- [WHAT NEEDS TO BE DONE]: Your task is to copy every line of the records below that contains "glyph".

(Data items)
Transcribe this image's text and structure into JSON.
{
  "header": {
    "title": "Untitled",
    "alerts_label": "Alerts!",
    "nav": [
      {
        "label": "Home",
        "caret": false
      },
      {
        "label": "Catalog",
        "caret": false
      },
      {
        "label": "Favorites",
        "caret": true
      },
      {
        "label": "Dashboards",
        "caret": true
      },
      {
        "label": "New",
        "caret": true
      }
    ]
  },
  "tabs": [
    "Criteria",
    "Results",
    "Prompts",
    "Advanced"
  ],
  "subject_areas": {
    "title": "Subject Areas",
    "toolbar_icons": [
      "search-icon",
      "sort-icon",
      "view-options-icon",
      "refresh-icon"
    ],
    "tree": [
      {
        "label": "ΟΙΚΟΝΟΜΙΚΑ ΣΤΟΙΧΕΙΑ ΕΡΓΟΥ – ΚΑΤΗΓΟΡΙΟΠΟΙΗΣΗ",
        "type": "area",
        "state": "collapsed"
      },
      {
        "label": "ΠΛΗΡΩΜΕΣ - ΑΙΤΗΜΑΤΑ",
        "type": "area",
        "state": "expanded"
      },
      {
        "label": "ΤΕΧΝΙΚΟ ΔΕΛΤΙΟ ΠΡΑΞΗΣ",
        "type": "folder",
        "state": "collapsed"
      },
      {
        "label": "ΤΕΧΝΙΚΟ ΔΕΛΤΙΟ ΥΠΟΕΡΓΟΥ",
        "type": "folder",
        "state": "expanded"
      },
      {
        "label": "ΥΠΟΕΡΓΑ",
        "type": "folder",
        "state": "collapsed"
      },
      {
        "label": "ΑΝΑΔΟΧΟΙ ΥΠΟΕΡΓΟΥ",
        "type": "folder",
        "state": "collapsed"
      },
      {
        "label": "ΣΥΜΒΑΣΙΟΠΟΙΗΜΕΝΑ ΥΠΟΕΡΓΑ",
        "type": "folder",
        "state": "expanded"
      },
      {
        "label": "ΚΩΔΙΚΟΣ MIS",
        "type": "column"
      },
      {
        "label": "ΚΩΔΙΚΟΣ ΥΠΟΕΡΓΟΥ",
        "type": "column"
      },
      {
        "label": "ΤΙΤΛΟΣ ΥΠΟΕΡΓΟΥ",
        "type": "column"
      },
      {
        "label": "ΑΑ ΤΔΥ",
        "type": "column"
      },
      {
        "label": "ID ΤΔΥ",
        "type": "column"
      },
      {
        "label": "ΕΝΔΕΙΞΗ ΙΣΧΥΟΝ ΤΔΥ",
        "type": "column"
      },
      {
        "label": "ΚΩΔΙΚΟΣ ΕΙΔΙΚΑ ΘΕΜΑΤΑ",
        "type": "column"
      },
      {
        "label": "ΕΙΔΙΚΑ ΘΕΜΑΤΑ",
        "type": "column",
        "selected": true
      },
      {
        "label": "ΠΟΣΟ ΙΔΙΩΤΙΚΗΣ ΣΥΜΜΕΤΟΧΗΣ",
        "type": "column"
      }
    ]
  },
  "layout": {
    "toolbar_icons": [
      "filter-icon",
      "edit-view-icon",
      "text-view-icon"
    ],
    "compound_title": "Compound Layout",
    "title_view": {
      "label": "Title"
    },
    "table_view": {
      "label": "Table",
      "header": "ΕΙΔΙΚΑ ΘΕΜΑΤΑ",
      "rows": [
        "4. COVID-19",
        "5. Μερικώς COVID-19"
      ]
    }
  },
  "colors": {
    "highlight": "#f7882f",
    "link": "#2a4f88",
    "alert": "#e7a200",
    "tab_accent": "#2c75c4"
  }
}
==
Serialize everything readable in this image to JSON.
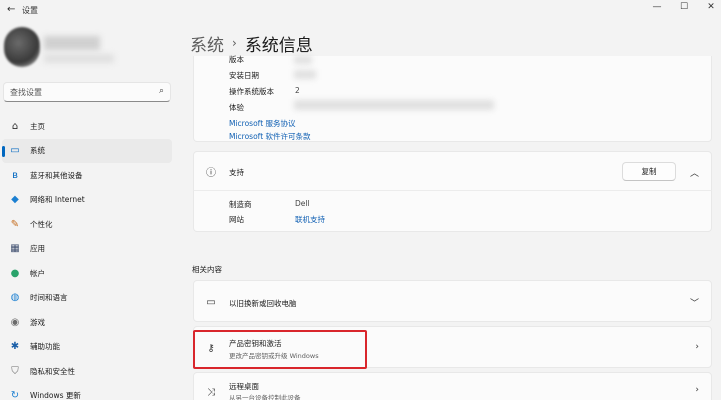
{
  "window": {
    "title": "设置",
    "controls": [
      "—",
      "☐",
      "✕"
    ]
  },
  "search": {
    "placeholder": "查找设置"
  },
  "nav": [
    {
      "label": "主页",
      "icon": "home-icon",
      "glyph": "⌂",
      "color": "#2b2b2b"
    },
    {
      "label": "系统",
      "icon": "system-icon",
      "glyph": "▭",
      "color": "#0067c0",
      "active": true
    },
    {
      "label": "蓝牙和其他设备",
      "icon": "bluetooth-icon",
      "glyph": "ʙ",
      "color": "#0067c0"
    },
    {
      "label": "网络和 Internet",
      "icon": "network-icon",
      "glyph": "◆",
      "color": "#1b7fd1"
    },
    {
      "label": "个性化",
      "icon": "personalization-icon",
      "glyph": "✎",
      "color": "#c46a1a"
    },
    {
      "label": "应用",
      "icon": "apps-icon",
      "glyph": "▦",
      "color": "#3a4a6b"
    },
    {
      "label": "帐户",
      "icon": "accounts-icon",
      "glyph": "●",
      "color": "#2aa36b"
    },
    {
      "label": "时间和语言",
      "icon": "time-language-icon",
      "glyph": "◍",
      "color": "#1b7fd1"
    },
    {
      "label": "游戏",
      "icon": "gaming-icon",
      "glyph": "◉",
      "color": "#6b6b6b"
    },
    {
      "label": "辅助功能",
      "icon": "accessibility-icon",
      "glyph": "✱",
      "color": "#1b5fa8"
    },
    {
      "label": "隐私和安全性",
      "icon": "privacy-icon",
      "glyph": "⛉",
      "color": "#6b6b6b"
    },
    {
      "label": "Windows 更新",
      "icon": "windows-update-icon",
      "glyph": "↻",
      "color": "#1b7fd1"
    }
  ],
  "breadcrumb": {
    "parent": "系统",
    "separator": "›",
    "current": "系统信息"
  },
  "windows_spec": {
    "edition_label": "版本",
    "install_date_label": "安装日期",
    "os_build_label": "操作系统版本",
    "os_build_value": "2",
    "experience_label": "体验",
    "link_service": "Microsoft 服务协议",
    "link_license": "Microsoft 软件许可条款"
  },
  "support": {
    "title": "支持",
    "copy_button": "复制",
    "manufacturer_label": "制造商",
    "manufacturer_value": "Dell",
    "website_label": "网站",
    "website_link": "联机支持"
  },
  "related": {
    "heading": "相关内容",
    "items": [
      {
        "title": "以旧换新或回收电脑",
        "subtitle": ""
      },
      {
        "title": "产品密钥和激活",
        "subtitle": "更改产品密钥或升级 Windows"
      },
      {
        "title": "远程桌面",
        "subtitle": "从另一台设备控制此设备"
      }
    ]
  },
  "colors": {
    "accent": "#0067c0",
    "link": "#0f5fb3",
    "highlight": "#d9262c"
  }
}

- [FINISHED EXERCISE]:
      "glyph": "⌂",
      "glyph": "▭",
      "glyph": "ʙ",
      "glyph": "◆",
      "glyph": "✎",
      "glyph": "▦",
      "glyph": "●",
      "glyph": "◍",
      "glyph": "◉",
      "glyph": "✱",
      "glyph": "⛉",
      "glyph": "↻",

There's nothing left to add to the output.